Write out the data again exactly, skipping every picture.
----
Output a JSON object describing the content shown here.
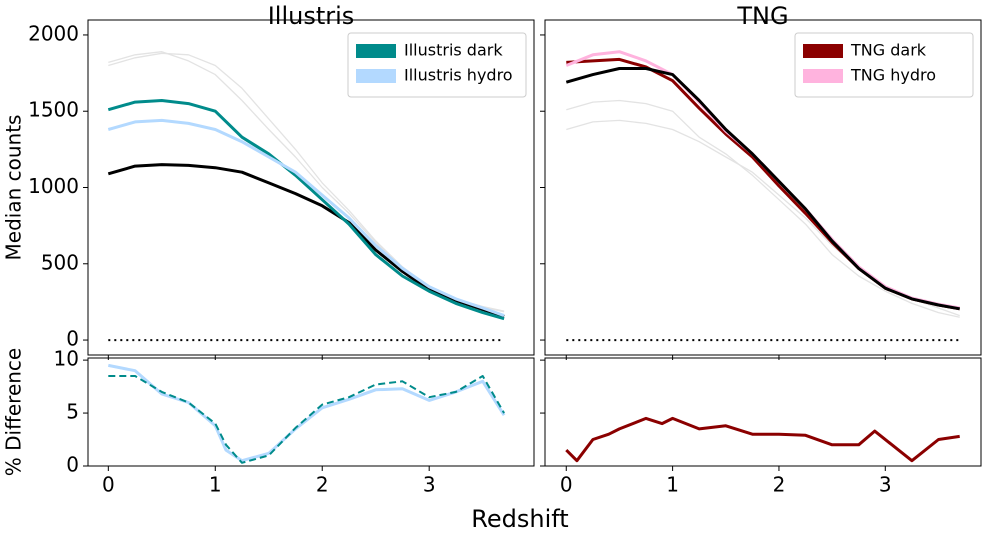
{
  "chart_data": [
    {
      "type": "line",
      "title": "Illustris",
      "ylabel": "Median counts",
      "x": [
        0,
        0.25,
        0.5,
        0.75,
        1,
        1.25,
        1.5,
        1.75,
        2,
        2.25,
        2.5,
        2.75,
        3,
        3.25,
        3.5,
        3.7
      ],
      "xlim": [
        -0.19,
        3.98
      ],
      "xticks": [
        0,
        1,
        2,
        3
      ],
      "xtick_labels": false,
      "ylim": [
        -98,
        2098
      ],
      "yticks": [
        0,
        500,
        1000,
        1500,
        2000
      ],
      "ytick_labels": true,
      "legend": "upper right",
      "series": [
        {
          "color": "#e3e3e3",
          "linewidth": 1.3,
          "linestyle": "solid",
          "values": [
            1800,
            1850,
            1880,
            1870,
            1800,
            1650,
            1450,
            1250,
            1030,
            850,
            650,
            480,
            350,
            270,
            220,
            190
          ]
        },
        {
          "color": "#e3e3e3",
          "linewidth": 1.3,
          "linestyle": "solid",
          "values": [
            1820,
            1870,
            1890,
            1830,
            1740,
            1570,
            1380,
            1200,
            1000,
            830,
            640,
            470,
            340,
            260,
            215,
            185
          ]
        },
        {
          "color": "#000000",
          "linewidth": 3,
          "linestyle": "solid",
          "values": [
            1090,
            1140,
            1150,
            1145,
            1130,
            1100,
            1030,
            960,
            880,
            770,
            590,
            450,
            330,
            260,
            200,
            155
          ]
        },
        {
          "name": "Illustris dark",
          "color": "#008b8b",
          "linewidth": 3,
          "linestyle": "solid",
          "values": [
            1510,
            1560,
            1570,
            1550,
            1500,
            1330,
            1220,
            1080,
            920,
            760,
            560,
            420,
            320,
            240,
            180,
            140
          ]
        },
        {
          "name": "Illustris hydro",
          "color": "#b3d9ff",
          "linewidth": 3,
          "linestyle": "solid",
          "values": [
            1380,
            1430,
            1440,
            1420,
            1380,
            1300,
            1200,
            1100,
            950,
            800,
            620,
            470,
            350,
            270,
            210,
            160
          ]
        },
        {
          "color": "#000000",
          "linewidth": 2,
          "linestyle": "dotted",
          "values": [
            0,
            0,
            0,
            0,
            0,
            0,
            0,
            0,
            0,
            0,
            0,
            0,
            0,
            0,
            0,
            0
          ]
        }
      ]
    },
    {
      "type": "line",
      "title": "TNG",
      "x": [
        0,
        0.25,
        0.5,
        0.75,
        1,
        1.25,
        1.5,
        1.75,
        2,
        2.25,
        2.5,
        2.75,
        3,
        3.25,
        3.5,
        3.7
      ],
      "xlim": [
        -0.2,
        3.9
      ],
      "xticks": [
        0,
        1,
        2,
        3
      ],
      "xtick_labels": false,
      "ylim": [
        -98,
        2098
      ],
      "yticks": [
        0,
        500,
        1000,
        1500,
        2000
      ],
      "ytick_labels": false,
      "legend": "upper right",
      "series": [
        {
          "color": "#e3e3e3",
          "linewidth": 1.3,
          "linestyle": "solid",
          "values": [
            1510,
            1560,
            1570,
            1550,
            1500,
            1330,
            1220,
            1080,
            920,
            760,
            560,
            420,
            320,
            240,
            180,
            150
          ]
        },
        {
          "color": "#e3e3e3",
          "linewidth": 1.3,
          "linestyle": "solid",
          "values": [
            1380,
            1430,
            1440,
            1420,
            1380,
            1300,
            1200,
            1100,
            950,
            800,
            620,
            470,
            350,
            270,
            210,
            160
          ]
        },
        {
          "name": "TNG dark",
          "color": "#8b0000",
          "linewidth": 3,
          "linestyle": "solid",
          "values": [
            1820,
            1830,
            1840,
            1790,
            1700,
            1520,
            1350,
            1200,
            1010,
            830,
            640,
            470,
            340,
            270,
            230,
            205
          ]
        },
        {
          "name": "TNG hydro",
          "color": "#ffb3de",
          "linewidth": 3,
          "linestyle": "solid",
          "values": [
            1800,
            1870,
            1890,
            1830,
            1740,
            1560,
            1370,
            1220,
            1040,
            860,
            660,
            480,
            350,
            275,
            235,
            210
          ]
        },
        {
          "color": "#000000",
          "linewidth": 3,
          "linestyle": "solid",
          "values": [
            1690,
            1740,
            1780,
            1780,
            1740,
            1570,
            1380,
            1220,
            1040,
            860,
            650,
            470,
            340,
            270,
            230,
            205
          ]
        },
        {
          "color": "#000000",
          "linewidth": 2,
          "linestyle": "dotted",
          "values": [
            0,
            0,
            0,
            0,
            0,
            0,
            0,
            0,
            0,
            0,
            0,
            0,
            0,
            0,
            0,
            0
          ]
        }
      ]
    },
    {
      "type": "line",
      "ylabel": "% Difference",
      "x": [
        0,
        0.25,
        0.5,
        0.75,
        1,
        1.1,
        1.25,
        1.5,
        1.75,
        2,
        2.25,
        2.5,
        2.75,
        3,
        3.25,
        3.5,
        3.7
      ],
      "xlim": [
        -0.19,
        3.98
      ],
      "xticks": [
        0,
        1,
        2,
        3
      ],
      "xtick_labels": true,
      "ylim": [
        0,
        10.2
      ],
      "yticks": [
        0,
        5,
        10
      ],
      "ytick_labels": true,
      "series": [
        {
          "color": "#b3d9ff",
          "linewidth": 3,
          "linestyle": "solid",
          "values": [
            9.5,
            9,
            6.8,
            6,
            3.8,
            1.5,
            0.5,
            1.2,
            3.5,
            5.5,
            6.3,
            7.2,
            7.3,
            6.2,
            7,
            8,
            4.8
          ]
        },
        {
          "color": "#008b8b",
          "linewidth": 2,
          "linestyle": "dashed",
          "values": [
            8.5,
            8.5,
            7,
            6,
            4,
            2,
            0.3,
            1,
            3.6,
            5.8,
            6.5,
            7.7,
            8,
            6.5,
            7,
            8.5,
            5
          ]
        }
      ]
    },
    {
      "type": "line",
      "x": [
        0,
        0.1,
        0.25,
        0.4,
        0.5,
        0.75,
        0.9,
        1,
        1.25,
        1.5,
        1.75,
        2,
        2.25,
        2.5,
        2.75,
        2.9,
        3.25,
        3.5,
        3.7
      ],
      "xlim": [
        -0.2,
        3.9
      ],
      "xticks": [
        0,
        1,
        2,
        3
      ],
      "xtick_labels": true,
      "ylim": [
        0,
        10.2
      ],
      "yticks": [
        0,
        5,
        10
      ],
      "ytick_labels": false,
      "series": [
        {
          "color": "#8b0000",
          "linewidth": 3,
          "linestyle": "solid",
          "values": [
            1.5,
            0.5,
            2.5,
            3,
            3.5,
            4.5,
            4,
            4.5,
            3.5,
            3.8,
            3,
            3,
            2.9,
            2,
            2,
            3.3,
            0.5,
            2.5,
            2.8
          ]
        }
      ]
    }
  ],
  "figure_xlabel": "Redshift"
}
----
The reply:
Output a JSON object describing the content shown here.
{
  "chart_data": [
    {
      "type": "line",
      "title": "Illustris",
      "ylabel": "Median counts",
      "x": [
        0,
        0.25,
        0.5,
        0.75,
        1,
        1.25,
        1.5,
        1.75,
        2,
        2.25,
        2.5,
        2.75,
        3,
        3.25,
        3.5,
        3.7
      ],
      "xlim": [
        -0.19,
        3.98
      ],
      "xticks": [
        0,
        1,
        2,
        3
      ],
      "xtick_labels": false,
      "ylim": [
        -98,
        2098
      ],
      "yticks": [
        0,
        500,
        1000,
        1500,
        2000
      ],
      "ytick_labels": true,
      "legend": "upper right",
      "series": [
        {
          "color": "#e3e3e3",
          "linewidth": 1.3,
          "linestyle": "solid",
          "values": [
            1800,
            1850,
            1880,
            1870,
            1800,
            1650,
            1450,
            1250,
            1030,
            850,
            650,
            480,
            350,
            270,
            220,
            190
          ]
        },
        {
          "color": "#e3e3e3",
          "linewidth": 1.3,
          "linestyle": "solid",
          "values": [
            1820,
            1870,
            1890,
            1830,
            1740,
            1570,
            1380,
            1200,
            1000,
            830,
            640,
            470,
            340,
            260,
            215,
            185
          ]
        },
        {
          "color": "#000000",
          "linewidth": 3,
          "linestyle": "solid",
          "values": [
            1090,
            1140,
            1150,
            1145,
            1130,
            1100,
            1030,
            960,
            880,
            770,
            590,
            450,
            330,
            260,
            200,
            155
          ]
        },
        {
          "name": "Illustris dark",
          "color": "#008b8b",
          "linewidth": 3,
          "linestyle": "solid",
          "values": [
            1510,
            1560,
            1570,
            1550,
            1500,
            1330,
            1220,
            1080,
            920,
            760,
            560,
            420,
            320,
            240,
            180,
            140
          ]
        },
        {
          "name": "Illustris hydro",
          "color": "#b3d9ff",
          "linewidth": 3,
          "linestyle": "solid",
          "values": [
            1380,
            1430,
            1440,
            1420,
            1380,
            1300,
            1200,
            1100,
            950,
            800,
            620,
            470,
            350,
            270,
            210,
            160
          ]
        },
        {
          "color": "#000000",
          "linewidth": 2,
          "linestyle": "dotted",
          "values": [
            0,
            0,
            0,
            0,
            0,
            0,
            0,
            0,
            0,
            0,
            0,
            0,
            0,
            0,
            0,
            0
          ]
        }
      ]
    },
    {
      "type": "line",
      "title": "TNG",
      "x": [
        0,
        0.25,
        0.5,
        0.75,
        1,
        1.25,
        1.5,
        1.75,
        2,
        2.25,
        2.5,
        2.75,
        3,
        3.25,
        3.5,
        3.7
      ],
      "xlim": [
        -0.2,
        3.9
      ],
      "xticks": [
        0,
        1,
        2,
        3
      ],
      "xtick_labels": false,
      "ylim": [
        -98,
        2098
      ],
      "yticks": [
        0,
        500,
        1000,
        1500,
        2000
      ],
      "ytick_labels": false,
      "legend": "upper right",
      "series": [
        {
          "color": "#e3e3e3",
          "linewidth": 1.3,
          "linestyle": "solid",
          "values": [
            1510,
            1560,
            1570,
            1550,
            1500,
            1330,
            1220,
            1080,
            920,
            760,
            560,
            420,
            320,
            240,
            180,
            150
          ]
        },
        {
          "color": "#e3e3e3",
          "linewidth": 1.3,
          "linestyle": "solid",
          "values": [
            1380,
            1430,
            1440,
            1420,
            1380,
            1300,
            1200,
            1100,
            950,
            800,
            620,
            470,
            350,
            270,
            210,
            160
          ]
        },
        {
          "name": "TNG dark",
          "color": "#8b0000",
          "linewidth": 3,
          "linestyle": "solid",
          "values": [
            1820,
            1830,
            1840,
            1790,
            1700,
            1520,
            1350,
            1200,
            1010,
            830,
            640,
            470,
            340,
            270,
            230,
            205
          ]
        },
        {
          "name": "TNG hydro",
          "color": "#ffb3de",
          "linewidth": 3,
          "linestyle": "solid",
          "values": [
            1800,
            1870,
            1890,
            1830,
            1740,
            1560,
            1370,
            1220,
            1040,
            860,
            660,
            480,
            350,
            275,
            235,
            210
          ]
        },
        {
          "color": "#000000",
          "linewidth": 3,
          "linestyle": "solid",
          "values": [
            1690,
            1740,
            1780,
            1780,
            1740,
            1570,
            1380,
            1220,
            1040,
            860,
            650,
            470,
            340,
            270,
            230,
            205
          ]
        },
        {
          "color": "#000000",
          "linewidth": 2,
          "linestyle": "dotted",
          "values": [
            0,
            0,
            0,
            0,
            0,
            0,
            0,
            0,
            0,
            0,
            0,
            0,
            0,
            0,
            0,
            0
          ]
        }
      ]
    },
    {
      "type": "line",
      "ylabel": "% Difference",
      "x": [
        0,
        0.25,
        0.5,
        0.75,
        1,
        1.1,
        1.25,
        1.5,
        1.75,
        2,
        2.25,
        2.5,
        2.75,
        3,
        3.25,
        3.5,
        3.7
      ],
      "xlim": [
        -0.19,
        3.98
      ],
      "xticks": [
        0,
        1,
        2,
        3
      ],
      "xtick_labels": true,
      "ylim": [
        0,
        10.2
      ],
      "yticks": [
        0,
        5,
        10
      ],
      "ytick_labels": true,
      "series": [
        {
          "color": "#b3d9ff",
          "linewidth": 3,
          "linestyle": "solid",
          "values": [
            9.5,
            9,
            6.8,
            6,
            3.8,
            1.5,
            0.5,
            1.2,
            3.5,
            5.5,
            6.3,
            7.2,
            7.3,
            6.2,
            7,
            8,
            4.8
          ]
        },
        {
          "color": "#008b8b",
          "linewidth": 2,
          "linestyle": "dashed",
          "values": [
            8.5,
            8.5,
            7,
            6,
            4,
            2,
            0.3,
            1,
            3.6,
            5.8,
            6.5,
            7.7,
            8,
            6.5,
            7,
            8.5,
            5
          ]
        }
      ]
    },
    {
      "type": "line",
      "x": [
        0,
        0.1,
        0.25,
        0.4,
        0.5,
        0.75,
        0.9,
        1,
        1.25,
        1.5,
        1.75,
        2,
        2.25,
        2.5,
        2.75,
        2.9,
        3.25,
        3.5,
        3.7
      ],
      "xlim": [
        -0.2,
        3.9
      ],
      "xticks": [
        0,
        1,
        2,
        3
      ],
      "xtick_labels": true,
      "ylim": [
        0,
        10.2
      ],
      "yticks": [
        0,
        5,
        10
      ],
      "ytick_labels": false,
      "series": [
        {
          "color": "#8b0000",
          "linewidth": 3,
          "linestyle": "solid",
          "values": [
            1.5,
            0.5,
            2.5,
            3,
            3.5,
            4.5,
            4,
            4.5,
            3.5,
            3.8,
            3,
            3,
            2.9,
            2,
            2,
            3.3,
            0.5,
            2.5,
            2.8
          ]
        }
      ]
    }
  ],
  "figure_xlabel": "Redshift"
}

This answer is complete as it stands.